§ Objective: Write out the entries below once more, exactly.

§ Listed entries:
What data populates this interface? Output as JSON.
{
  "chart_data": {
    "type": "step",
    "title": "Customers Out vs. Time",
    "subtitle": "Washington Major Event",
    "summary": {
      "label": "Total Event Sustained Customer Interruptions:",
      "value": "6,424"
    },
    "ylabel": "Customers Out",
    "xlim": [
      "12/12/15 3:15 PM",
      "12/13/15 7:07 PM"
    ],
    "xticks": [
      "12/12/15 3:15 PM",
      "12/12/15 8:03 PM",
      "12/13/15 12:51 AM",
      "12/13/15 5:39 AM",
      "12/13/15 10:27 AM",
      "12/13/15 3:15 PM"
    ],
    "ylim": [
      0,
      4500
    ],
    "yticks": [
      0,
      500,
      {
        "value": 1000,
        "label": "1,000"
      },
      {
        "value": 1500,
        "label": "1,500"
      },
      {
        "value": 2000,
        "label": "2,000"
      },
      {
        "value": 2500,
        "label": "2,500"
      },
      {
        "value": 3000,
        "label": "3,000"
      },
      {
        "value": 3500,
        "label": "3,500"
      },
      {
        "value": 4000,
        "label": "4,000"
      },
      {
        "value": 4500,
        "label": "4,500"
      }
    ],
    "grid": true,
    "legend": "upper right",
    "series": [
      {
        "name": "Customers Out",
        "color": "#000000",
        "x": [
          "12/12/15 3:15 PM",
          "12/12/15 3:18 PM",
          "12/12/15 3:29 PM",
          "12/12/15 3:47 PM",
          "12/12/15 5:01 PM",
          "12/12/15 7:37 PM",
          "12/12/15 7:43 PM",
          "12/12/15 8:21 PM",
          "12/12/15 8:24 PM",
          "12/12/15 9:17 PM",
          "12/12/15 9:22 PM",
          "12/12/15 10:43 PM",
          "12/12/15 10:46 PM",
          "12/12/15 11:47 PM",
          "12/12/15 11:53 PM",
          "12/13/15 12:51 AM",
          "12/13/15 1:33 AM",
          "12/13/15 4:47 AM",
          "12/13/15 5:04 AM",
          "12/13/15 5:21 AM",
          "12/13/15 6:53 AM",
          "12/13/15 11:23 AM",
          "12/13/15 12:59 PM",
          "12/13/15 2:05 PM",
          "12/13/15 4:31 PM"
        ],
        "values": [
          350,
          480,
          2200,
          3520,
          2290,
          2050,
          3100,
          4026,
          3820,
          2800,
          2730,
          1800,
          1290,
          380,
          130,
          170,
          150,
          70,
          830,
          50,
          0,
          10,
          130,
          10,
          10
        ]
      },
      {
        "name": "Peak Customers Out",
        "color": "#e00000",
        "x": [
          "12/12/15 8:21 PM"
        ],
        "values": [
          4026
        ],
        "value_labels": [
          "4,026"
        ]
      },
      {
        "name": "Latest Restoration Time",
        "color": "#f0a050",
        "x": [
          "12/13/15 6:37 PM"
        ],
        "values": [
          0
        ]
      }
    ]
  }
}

§ Result:
What data populates this interface? Output as JSON.
{
  "chart_data": {
    "type": "step",
    "title": "Customers Out vs. Time",
    "subtitle": "Washington Major Event",
    "summary": {
      "label": "Total Event Sustained Customer Interruptions:",
      "value": "6,424"
    },
    "ylabel": "Customers Out",
    "xlim": [
      "12/12/15 3:15 PM",
      "12/13/15 7:07 PM"
    ],
    "xticks": [
      "12/12/15 3:15 PM",
      "12/12/15 8:03 PM",
      "12/13/15 12:51 AM",
      "12/13/15 5:39 AM",
      "12/13/15 10:27 AM",
      "12/13/15 3:15 PM"
    ],
    "ylim": [
      0,
      4500
    ],
    "yticks": [
      0,
      500,
      {
        "value": 1000,
        "label": "1,000"
      },
      {
        "value": 1500,
        "label": "1,500"
      },
      {
        "value": 2000,
        "label": "2,000"
      },
      {
        "value": 2500,
        "label": "2,500"
      },
      {
        "value": 3000,
        "label": "3,000"
      },
      {
        "value": 3500,
        "label": "3,500"
      },
      {
        "value": 4000,
        "label": "4,000"
      },
      {
        "value": 4500,
        "label": "4,500"
      }
    ],
    "grid": true,
    "legend": "upper right",
    "series": [
      {
        "name": "Customers Out",
        "color": "#000000",
        "x": [
          "12/12/15 3:15 PM",
          "12/12/15 3:18 PM",
          "12/12/15 3:29 PM",
          "12/12/15 3:47 PM",
          "12/12/15 5:01 PM",
          "12/12/15 7:37 PM",
          "12/12/15 7:43 PM",
          "12/12/15 8:21 PM",
          "12/12/15 8:24 PM",
          "12/12/15 9:17 PM",
          "12/12/15 9:22 PM",
          "12/12/15 10:43 PM",
          "12/12/15 10:46 PM",
          "12/12/15 11:47 PM",
          "12/12/15 11:53 PM",
          "12/13/15 12:51 AM",
          "12/13/15 1:33 AM",
          "12/13/15 4:47 AM",
          "12/13/15 5:04 AM",
          "12/13/15 5:21 AM",
          "12/13/15 6:53 AM",
          "12/13/15 11:23 AM",
          "12/13/15 12:59 PM",
          "12/13/15 2:05 PM",
          "12/13/15 4:31 PM"
        ],
        "values": [
          350,
          480,
          2200,
          3520,
          2290,
          2050,
          3100,
          4026,
          3820,
          2800,
          2730,
          1800,
          1290,
          380,
          130,
          170,
          150,
          70,
          830,
          50,
          0,
          10,
          130,
          10,
          10
        ]
      },
      {
        "name": "Peak Customers Out",
        "color": "#e00000",
        "x": [
          "12/12/15 8:21 PM"
        ],
        "values": [
          4026
        ],
        "value_labels": [
          "4,026"
        ]
      },
      {
        "name": "Latest Restoration Time",
        "color": "#f0a050",
        "x": [
          "12/13/15 6:37 PM"
        ],
        "values": [
          0
        ]
      }
    ]
  }
}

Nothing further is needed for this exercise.